Il Premio Nobel per la Pace dal 30 marzo è a capo della task force anti-Covid19 del Sud-Kivu istituita dal governo congolese. “La pandemia è presente e siamo molto inquieti, se avesse le stesse conseguenze che si verificano in Europa e in America sarebbe gravissimo. Le nostre infrastrutture sanitarie sono molto fragili, quindi i metodi che sono stati impiegati in Europa come il confinamento completo della popolazione in un Paese africano è assolutamente impossibile. Proprio perché la popolazione vive di un’economia molto frugale. Quindi molti devono andarsi a procurare da mangiare tutti i giorni, quindi questa epidemia ci crea molta inquietudine

Però devo dire che dal punto di vista epidemiologico per il momento ci sono 3 milioni e 500 mila persone che sono state colpite da questa pandemia e appunto i decessi sono circa 250mila in totale, abbiamo 41.600 casi e più di 1.500 decessi. Se paragoniamo i tassi di contaminazione degli altri continenti possiamo trarre la conclusione che attualmente l’Africa è decisamente meno colpita dell’Europa e dell’America.”

= = = =

Descrizione del compito
Secondo il testo sulla pandemia in Africa, da quale data il Premio Nobel per la Pace è a capo della task force anti-Covid19 del Sud-Kivu?

Dati di analisi dell'impaginazione

= = = =

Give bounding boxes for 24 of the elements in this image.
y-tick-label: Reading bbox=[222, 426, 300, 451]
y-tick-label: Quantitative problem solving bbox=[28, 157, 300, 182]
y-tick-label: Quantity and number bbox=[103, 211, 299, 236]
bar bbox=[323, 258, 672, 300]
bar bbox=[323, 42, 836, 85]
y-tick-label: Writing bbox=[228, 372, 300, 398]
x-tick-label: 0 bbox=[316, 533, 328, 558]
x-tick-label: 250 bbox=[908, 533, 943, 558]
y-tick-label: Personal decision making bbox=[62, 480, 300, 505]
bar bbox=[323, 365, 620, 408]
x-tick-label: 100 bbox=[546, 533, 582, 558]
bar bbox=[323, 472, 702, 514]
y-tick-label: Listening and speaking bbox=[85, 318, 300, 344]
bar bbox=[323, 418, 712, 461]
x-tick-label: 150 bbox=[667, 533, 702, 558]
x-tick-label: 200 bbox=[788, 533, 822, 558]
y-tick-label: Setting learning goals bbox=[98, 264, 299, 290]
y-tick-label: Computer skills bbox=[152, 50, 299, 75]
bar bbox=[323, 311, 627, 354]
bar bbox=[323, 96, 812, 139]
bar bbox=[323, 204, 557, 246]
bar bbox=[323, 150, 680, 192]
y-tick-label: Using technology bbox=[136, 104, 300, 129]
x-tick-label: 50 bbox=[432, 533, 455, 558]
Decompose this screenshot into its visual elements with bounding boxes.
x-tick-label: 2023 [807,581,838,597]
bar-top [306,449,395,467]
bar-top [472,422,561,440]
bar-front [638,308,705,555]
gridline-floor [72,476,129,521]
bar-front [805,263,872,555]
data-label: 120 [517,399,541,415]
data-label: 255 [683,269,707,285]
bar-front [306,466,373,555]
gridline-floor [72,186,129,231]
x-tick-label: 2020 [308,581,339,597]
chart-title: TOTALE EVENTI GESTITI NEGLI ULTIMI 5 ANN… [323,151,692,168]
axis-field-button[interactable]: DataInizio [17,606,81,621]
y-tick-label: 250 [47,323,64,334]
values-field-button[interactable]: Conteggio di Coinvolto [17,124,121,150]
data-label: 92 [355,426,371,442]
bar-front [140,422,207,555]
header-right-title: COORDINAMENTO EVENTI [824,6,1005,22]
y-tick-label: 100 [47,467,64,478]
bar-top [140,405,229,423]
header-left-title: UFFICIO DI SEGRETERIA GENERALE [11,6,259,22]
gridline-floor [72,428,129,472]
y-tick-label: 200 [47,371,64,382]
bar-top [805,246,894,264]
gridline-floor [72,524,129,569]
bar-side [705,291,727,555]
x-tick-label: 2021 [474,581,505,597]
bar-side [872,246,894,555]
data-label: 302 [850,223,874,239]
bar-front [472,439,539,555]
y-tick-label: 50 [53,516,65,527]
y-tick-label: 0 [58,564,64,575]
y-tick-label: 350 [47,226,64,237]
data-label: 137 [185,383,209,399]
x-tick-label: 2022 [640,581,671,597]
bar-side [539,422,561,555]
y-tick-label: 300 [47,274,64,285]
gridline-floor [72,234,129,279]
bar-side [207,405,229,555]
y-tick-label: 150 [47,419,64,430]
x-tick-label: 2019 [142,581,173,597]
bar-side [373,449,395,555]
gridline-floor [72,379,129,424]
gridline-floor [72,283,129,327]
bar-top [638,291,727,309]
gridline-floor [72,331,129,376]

= = = =

Risposta al problema
Dal 30 marzo.